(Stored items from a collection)
####
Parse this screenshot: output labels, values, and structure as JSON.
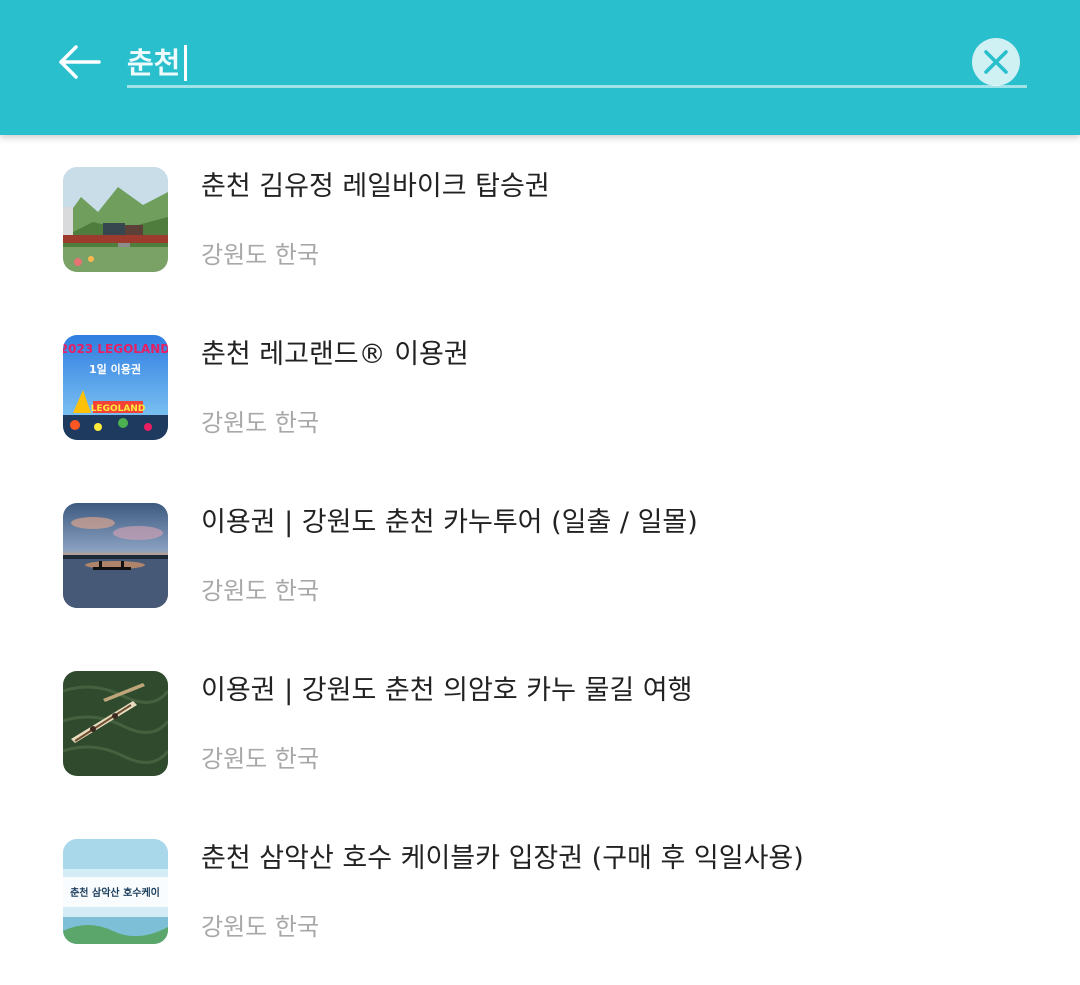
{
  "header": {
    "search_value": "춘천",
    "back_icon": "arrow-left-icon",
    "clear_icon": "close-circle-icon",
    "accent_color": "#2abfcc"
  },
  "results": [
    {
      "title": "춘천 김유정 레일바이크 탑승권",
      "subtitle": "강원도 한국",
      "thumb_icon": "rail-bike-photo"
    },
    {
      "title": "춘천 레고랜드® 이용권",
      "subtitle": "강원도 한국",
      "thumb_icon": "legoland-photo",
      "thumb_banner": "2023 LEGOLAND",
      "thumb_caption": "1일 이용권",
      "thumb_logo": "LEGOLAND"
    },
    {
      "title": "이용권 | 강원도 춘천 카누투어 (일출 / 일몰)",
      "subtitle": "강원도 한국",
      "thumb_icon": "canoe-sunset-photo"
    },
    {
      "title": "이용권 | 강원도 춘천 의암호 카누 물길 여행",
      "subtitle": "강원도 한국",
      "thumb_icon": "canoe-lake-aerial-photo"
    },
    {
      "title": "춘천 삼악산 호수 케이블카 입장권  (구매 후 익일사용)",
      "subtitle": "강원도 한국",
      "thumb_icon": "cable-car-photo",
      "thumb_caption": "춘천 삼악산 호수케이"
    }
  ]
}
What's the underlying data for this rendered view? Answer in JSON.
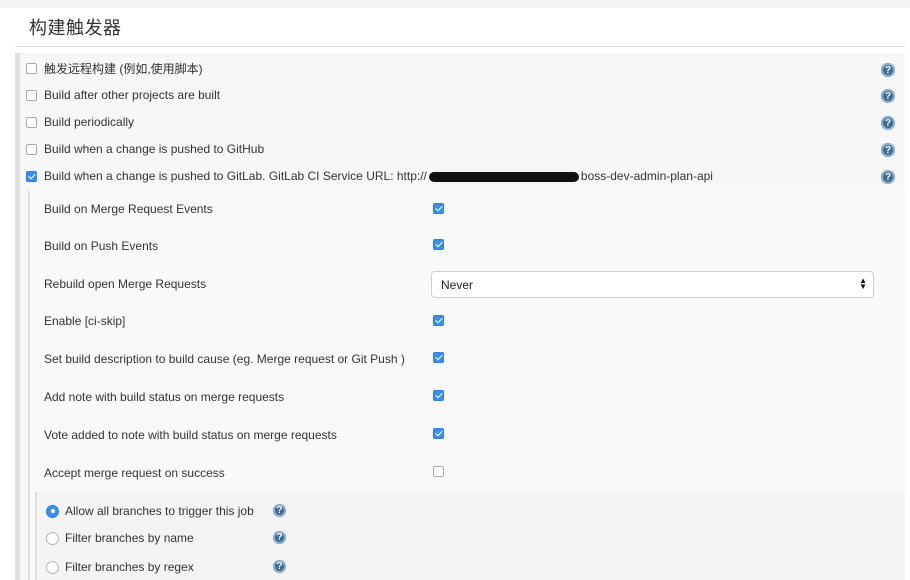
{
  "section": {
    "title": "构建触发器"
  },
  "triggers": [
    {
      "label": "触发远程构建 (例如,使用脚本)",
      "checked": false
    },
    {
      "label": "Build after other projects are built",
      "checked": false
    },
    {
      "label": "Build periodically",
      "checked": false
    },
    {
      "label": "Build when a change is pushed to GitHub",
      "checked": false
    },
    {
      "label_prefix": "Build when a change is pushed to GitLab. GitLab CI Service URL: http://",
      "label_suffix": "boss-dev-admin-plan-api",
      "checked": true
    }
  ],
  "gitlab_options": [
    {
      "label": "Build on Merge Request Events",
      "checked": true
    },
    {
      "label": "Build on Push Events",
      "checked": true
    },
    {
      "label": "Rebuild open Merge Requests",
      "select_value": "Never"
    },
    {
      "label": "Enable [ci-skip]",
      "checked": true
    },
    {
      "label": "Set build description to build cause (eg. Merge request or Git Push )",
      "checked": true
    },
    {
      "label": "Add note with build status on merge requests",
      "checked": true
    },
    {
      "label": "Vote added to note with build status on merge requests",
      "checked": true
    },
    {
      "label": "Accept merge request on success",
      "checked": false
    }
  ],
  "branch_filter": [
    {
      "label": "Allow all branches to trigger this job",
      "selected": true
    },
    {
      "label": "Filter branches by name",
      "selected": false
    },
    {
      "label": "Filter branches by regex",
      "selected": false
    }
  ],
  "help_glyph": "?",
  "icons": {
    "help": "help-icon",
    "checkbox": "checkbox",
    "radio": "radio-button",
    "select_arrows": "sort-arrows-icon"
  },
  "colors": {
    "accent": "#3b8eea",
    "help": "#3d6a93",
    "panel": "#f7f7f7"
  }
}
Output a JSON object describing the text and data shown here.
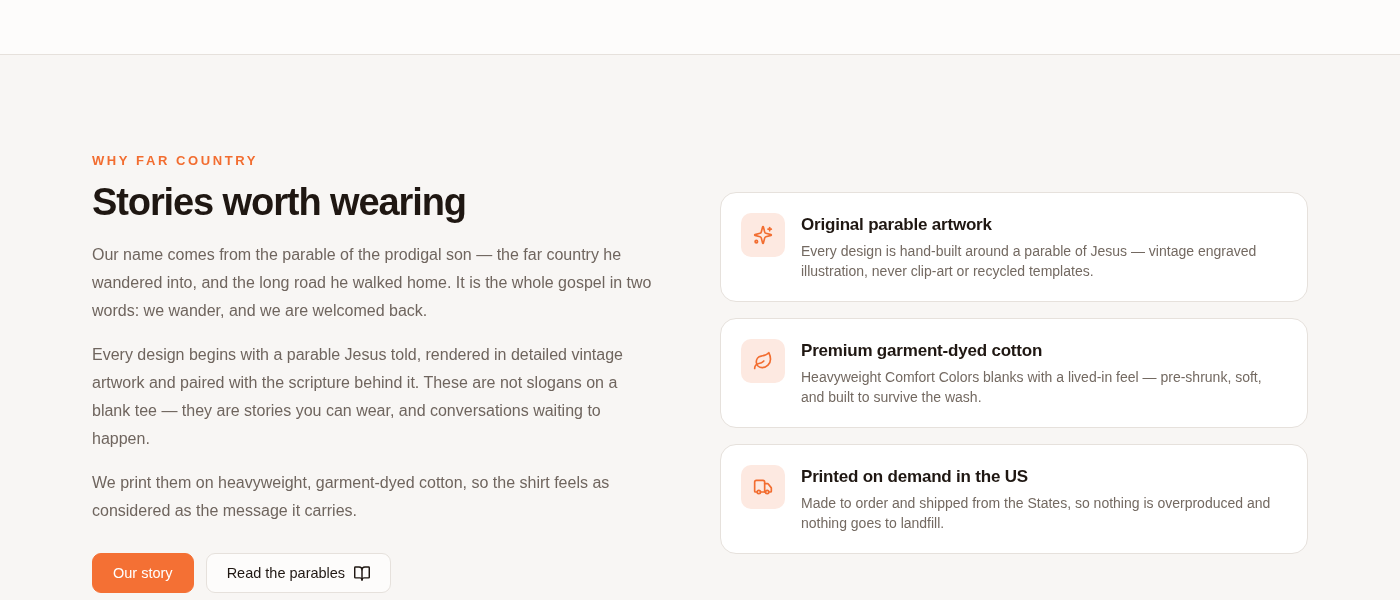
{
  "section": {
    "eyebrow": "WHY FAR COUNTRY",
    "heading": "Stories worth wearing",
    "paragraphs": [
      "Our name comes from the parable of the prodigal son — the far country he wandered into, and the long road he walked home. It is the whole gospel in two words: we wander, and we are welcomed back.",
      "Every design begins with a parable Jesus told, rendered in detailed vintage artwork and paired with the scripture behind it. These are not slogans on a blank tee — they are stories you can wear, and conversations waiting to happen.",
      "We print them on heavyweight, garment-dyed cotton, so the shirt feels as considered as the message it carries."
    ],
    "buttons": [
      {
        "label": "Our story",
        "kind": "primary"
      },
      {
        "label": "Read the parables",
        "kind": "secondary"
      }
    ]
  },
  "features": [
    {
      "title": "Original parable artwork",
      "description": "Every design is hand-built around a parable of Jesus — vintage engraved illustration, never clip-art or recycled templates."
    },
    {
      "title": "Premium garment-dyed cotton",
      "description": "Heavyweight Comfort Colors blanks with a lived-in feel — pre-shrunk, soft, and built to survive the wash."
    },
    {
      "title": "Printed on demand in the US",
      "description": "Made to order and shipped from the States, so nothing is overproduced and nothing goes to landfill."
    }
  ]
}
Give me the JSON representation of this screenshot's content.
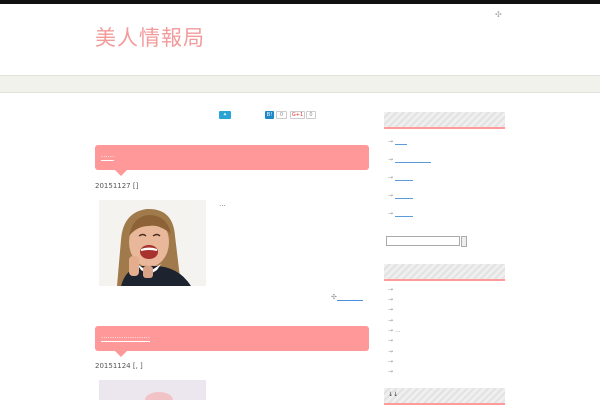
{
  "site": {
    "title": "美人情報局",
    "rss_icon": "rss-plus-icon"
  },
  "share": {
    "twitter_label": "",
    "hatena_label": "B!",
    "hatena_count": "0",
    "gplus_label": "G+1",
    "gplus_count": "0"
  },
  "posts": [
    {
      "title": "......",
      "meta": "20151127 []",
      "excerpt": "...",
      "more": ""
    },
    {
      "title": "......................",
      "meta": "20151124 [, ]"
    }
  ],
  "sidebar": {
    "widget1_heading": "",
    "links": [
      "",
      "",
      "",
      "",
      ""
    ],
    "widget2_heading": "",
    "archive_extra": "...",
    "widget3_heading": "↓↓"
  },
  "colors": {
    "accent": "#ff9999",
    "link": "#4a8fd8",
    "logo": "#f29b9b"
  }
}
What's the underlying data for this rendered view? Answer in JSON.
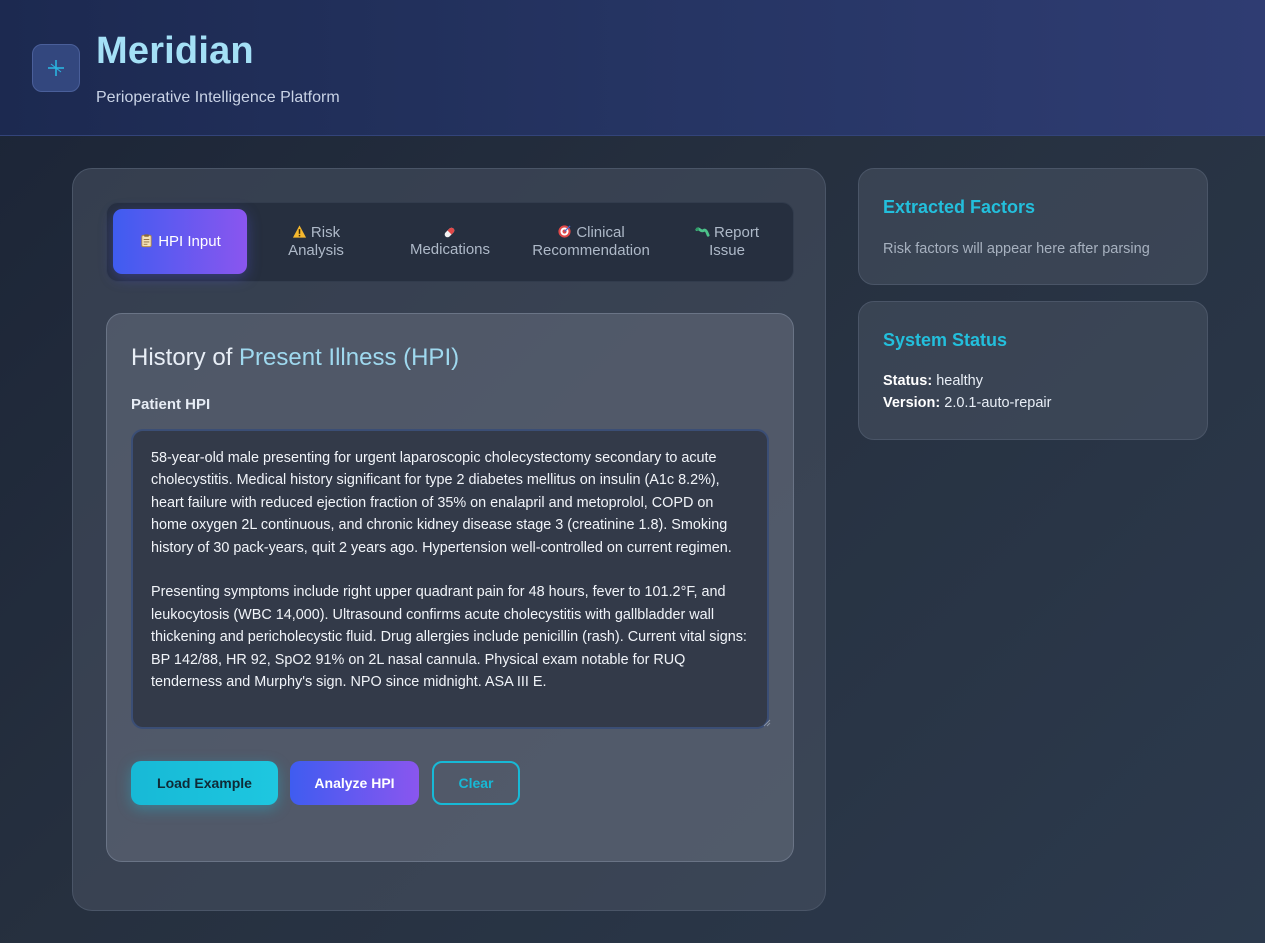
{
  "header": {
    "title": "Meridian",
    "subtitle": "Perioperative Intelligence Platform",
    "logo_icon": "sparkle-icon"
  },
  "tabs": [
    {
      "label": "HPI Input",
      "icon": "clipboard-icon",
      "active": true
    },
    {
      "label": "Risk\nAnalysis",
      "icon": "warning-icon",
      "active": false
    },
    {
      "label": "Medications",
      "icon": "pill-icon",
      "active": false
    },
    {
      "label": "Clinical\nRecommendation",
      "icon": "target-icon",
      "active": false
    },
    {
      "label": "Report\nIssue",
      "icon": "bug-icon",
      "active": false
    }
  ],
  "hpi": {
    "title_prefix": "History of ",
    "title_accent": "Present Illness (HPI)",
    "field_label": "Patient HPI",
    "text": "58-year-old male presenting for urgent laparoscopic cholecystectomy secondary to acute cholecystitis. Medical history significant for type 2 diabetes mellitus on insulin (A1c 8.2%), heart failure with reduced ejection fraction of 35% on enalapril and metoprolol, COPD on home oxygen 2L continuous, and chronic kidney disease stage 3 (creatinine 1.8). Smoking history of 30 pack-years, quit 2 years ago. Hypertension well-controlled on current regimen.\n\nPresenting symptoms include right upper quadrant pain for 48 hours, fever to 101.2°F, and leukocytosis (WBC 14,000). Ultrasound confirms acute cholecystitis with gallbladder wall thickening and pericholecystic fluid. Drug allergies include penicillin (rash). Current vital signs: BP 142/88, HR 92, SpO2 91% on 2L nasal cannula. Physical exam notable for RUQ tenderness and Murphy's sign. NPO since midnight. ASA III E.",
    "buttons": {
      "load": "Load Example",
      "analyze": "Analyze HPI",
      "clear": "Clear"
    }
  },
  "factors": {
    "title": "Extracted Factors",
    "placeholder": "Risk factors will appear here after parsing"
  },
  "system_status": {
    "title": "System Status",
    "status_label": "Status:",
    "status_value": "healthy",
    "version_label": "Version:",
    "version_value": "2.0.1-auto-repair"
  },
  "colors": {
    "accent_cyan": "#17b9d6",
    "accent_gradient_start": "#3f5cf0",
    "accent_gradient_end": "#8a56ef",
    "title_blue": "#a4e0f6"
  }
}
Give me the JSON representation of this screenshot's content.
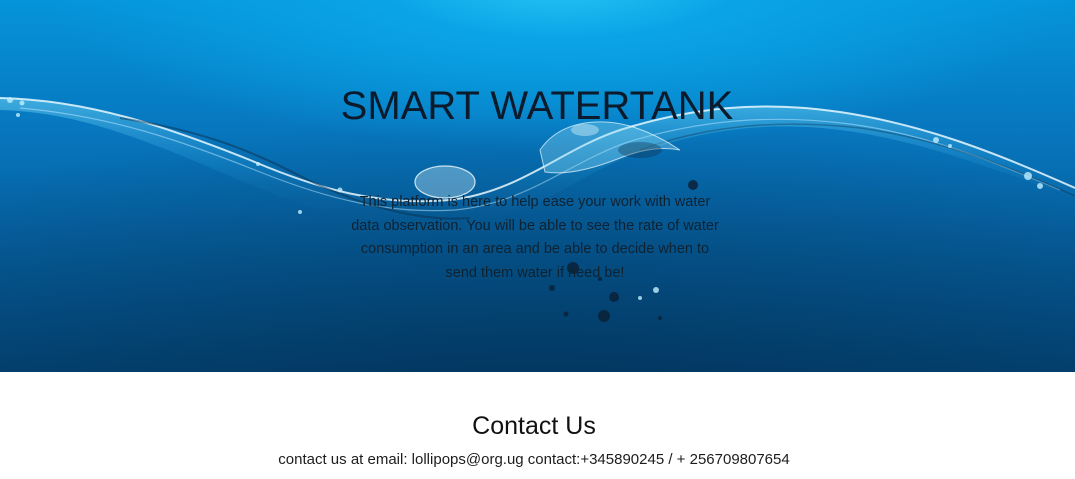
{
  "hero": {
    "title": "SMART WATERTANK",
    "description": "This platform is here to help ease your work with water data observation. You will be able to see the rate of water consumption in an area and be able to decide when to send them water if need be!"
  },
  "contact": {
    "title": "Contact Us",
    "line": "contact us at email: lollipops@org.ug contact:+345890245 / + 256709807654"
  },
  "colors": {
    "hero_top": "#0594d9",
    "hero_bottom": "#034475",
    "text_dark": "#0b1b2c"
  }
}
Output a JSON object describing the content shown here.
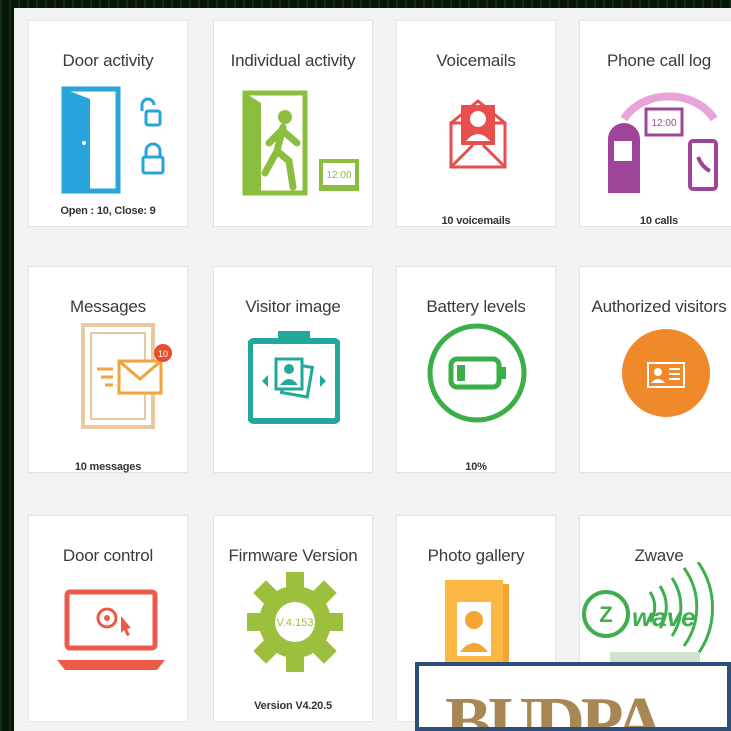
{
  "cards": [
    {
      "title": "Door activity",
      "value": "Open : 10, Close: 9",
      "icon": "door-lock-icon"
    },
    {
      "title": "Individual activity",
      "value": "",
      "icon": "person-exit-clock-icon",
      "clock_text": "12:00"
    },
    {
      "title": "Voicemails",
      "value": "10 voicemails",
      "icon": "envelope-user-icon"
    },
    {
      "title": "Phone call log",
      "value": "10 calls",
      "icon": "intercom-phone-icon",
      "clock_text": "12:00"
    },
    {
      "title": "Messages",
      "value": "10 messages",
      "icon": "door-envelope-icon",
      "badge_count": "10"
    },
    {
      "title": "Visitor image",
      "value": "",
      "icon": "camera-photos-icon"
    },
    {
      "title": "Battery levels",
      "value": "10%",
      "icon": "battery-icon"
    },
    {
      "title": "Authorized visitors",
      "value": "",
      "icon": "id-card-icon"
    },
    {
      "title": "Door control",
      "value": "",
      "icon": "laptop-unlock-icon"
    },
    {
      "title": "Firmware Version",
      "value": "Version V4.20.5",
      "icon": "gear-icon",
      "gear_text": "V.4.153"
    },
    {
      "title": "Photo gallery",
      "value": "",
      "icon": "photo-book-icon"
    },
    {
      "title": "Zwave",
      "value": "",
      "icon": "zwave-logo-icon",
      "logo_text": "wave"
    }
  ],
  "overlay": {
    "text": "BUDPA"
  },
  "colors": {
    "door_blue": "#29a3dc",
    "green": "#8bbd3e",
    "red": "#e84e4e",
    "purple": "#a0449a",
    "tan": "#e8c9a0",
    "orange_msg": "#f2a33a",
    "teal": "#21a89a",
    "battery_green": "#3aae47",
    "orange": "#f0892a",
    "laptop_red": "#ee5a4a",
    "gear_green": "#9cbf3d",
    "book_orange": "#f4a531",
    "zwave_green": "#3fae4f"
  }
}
####
** Work to complete **
Using the listing, say how many lines include the word "Jesus", and add nothing else.

** Final answer **
2